• Task to carry out: Repeat each line of the material below exactly as it appears, minus any pictures.

———

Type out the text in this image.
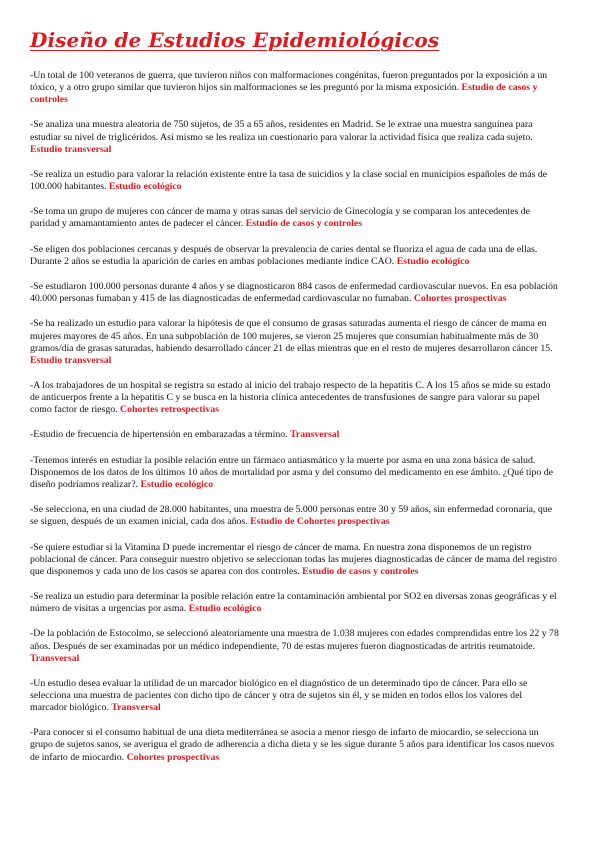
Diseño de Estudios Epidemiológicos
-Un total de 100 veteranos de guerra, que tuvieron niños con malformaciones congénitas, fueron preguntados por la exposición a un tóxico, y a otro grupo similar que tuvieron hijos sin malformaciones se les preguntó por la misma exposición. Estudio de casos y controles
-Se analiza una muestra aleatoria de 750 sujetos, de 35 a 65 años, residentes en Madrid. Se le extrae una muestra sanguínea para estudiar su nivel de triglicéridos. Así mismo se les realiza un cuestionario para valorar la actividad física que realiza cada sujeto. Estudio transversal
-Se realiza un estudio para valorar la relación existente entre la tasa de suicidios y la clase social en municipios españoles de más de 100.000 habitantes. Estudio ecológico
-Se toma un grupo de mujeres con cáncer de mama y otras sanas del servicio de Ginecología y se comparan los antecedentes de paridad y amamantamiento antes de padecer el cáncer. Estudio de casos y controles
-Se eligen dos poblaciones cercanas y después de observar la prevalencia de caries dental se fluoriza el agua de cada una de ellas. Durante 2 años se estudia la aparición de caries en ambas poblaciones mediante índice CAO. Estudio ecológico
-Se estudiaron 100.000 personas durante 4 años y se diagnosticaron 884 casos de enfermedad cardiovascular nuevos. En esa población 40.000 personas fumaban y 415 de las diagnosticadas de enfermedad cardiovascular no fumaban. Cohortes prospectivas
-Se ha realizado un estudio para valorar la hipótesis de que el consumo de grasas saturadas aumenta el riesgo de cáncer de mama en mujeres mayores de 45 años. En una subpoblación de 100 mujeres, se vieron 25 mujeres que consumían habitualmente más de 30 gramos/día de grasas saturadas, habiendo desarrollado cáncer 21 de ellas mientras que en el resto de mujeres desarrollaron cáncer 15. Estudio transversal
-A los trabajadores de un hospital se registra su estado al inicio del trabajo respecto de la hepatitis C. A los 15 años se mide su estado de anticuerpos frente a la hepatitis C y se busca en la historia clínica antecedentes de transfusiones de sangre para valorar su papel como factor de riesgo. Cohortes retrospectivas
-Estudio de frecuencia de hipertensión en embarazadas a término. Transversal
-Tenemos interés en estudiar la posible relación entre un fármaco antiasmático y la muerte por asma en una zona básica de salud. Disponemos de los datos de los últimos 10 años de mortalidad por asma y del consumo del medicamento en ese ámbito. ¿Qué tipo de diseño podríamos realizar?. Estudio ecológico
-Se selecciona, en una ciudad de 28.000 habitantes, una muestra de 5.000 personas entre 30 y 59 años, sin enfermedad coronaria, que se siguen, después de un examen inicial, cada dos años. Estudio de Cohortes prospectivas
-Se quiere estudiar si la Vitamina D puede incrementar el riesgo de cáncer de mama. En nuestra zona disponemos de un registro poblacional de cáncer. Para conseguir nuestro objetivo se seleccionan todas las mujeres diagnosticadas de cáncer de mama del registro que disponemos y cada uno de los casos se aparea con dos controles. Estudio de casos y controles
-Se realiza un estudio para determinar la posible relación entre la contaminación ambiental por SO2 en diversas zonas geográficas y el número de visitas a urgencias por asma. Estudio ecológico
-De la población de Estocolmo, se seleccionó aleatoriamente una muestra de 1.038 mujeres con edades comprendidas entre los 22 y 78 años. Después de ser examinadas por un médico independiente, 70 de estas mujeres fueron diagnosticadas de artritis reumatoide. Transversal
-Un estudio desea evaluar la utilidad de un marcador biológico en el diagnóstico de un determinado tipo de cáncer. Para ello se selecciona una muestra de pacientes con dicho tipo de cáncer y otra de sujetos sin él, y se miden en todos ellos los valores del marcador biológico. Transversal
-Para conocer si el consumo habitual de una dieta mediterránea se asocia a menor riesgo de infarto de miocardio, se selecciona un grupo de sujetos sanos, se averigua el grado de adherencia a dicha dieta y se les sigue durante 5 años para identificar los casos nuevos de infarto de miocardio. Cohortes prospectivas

———

• Task answer:
Type out the text in this image.
Diseño de Estudios Epidemiológicos
-Un total de 100 veteranos de guerra, que tuvieron niños con malformaciones congénitas, fueron preguntados por la exposición a un tóxico, y a otro grupo similar que tuvieron hijos sin malformaciones se les preguntó por la misma exposición. Estudio de casos y controles
-Se analiza una muestra aleatoria de 750 sujetos, de 35 a 65 años, residentes en Madrid. Se le extrae una muestra sanguínea para estudiar su nivel de triglicéridos. Así mismo se les realiza un cuestionario para valorar la actividad física que realiza cada sujeto. Estudio transversal
-Se realiza un estudio para valorar la relación existente entre la tasa de suicidios y la clase social en municipios españoles de más de 100.000 habitantes. Estudio ecológico
-Se toma un grupo de mujeres con cáncer de mama y otras sanas del servicio de Ginecología y se comparan los antecedentes de paridad y amamantamiento antes de padecer el cáncer. Estudio de casos y controles
-Se eligen dos poblaciones cercanas y después de observar la prevalencia de caries dental se fluoriza el agua de cada una de ellas. Durante 2 años se estudia la aparición de caries en ambas poblaciones mediante índice CAO. Estudio ecológico
-Se estudiaron 100.000 personas durante 4 años y se diagnosticaron 884 casos de enfermedad cardiovascular nuevos. En esa población 40.000 personas fumaban y 415 de las diagnosticadas de enfermedad cardiovascular no fumaban. Cohortes prospectivas
-Se ha realizado un estudio para valorar la hipótesis de que el consumo de grasas saturadas aumenta el riesgo de cáncer de mama en mujeres mayores de 45 años. En una subpoblación de 100 mujeres, se vieron 25 mujeres que consumían habitualmente más de 30 gramos/día de grasas saturadas, habiendo desarrollado cáncer 21 de ellas mientras que en el resto de mujeres desarrollaron cáncer 15. Estudio transversal
-A los trabajadores de un hospital se registra su estado al inicio del trabajo respecto de la hepatitis C. A los 15 años se mide su estado de anticuerpos frente a la hepatitis C y se busca en la historia clínica antecedentes de transfusiones de sangre para valorar su papel como factor de riesgo. Cohortes retrospectivas
-Estudio de frecuencia de hipertensión en embarazadas a término. Transversal
-Tenemos interés en estudiar la posible relación entre un fármaco antiasmático y la muerte por asma en una zona básica de salud. Disponemos de los datos de los últimos 10 años de mortalidad por asma y del consumo del medicamento en ese ámbito. ¿Qué tipo de diseño podríamos realizar?. Estudio ecológico
-Se selecciona, en una ciudad de 28.000 habitantes, una muestra de 5.000 personas entre 30 y 59 años, sin enfermedad coronaria, que se siguen, después de un examen inicial, cada dos años. Estudio de Cohortes prospectivas
-Se quiere estudiar si la Vitamina D puede incrementar el riesgo de cáncer de mama. En nuestra zona disponemos de un registro poblacional de cáncer. Para conseguir nuestro objetivo se seleccionan todas las mujeres diagnosticadas de cáncer de mama del registro que disponemos y cada uno de los casos se aparea con dos controles. Estudio de casos y controles
-Se realiza un estudio para determinar la posible relación entre la contaminación ambiental por SO2 en diversas zonas geográficas y el número de visitas a urgencias por asma. Estudio ecológico
-De la población de Estocolmo, se seleccionó aleatoriamente una muestra de 1.038 mujeres con edades comprendidas entre los 22 y 78 años. Después de ser examinadas por un médico independiente, 70 de estas mujeres fueron diagnosticadas de artritis reumatoide. Transversal
-Un estudio desea evaluar la utilidad de un marcador biológico en el diagnóstico de un determinado tipo de cáncer. Para ello se selecciona una muestra de pacientes con dicho tipo de cáncer y otra de sujetos sin él, y se miden en todos ellos los valores del marcador biológico. Transversal
-Para conocer si el consumo habitual de una dieta mediterránea se asocia a menor riesgo de infarto de miocardio, se selecciona un grupo de sujetos sanos, se averigua el grado de adherencia a dicha dieta y se les sigue durante 5 años para identificar los casos nuevos de infarto de miocardio. Cohortes prospectivas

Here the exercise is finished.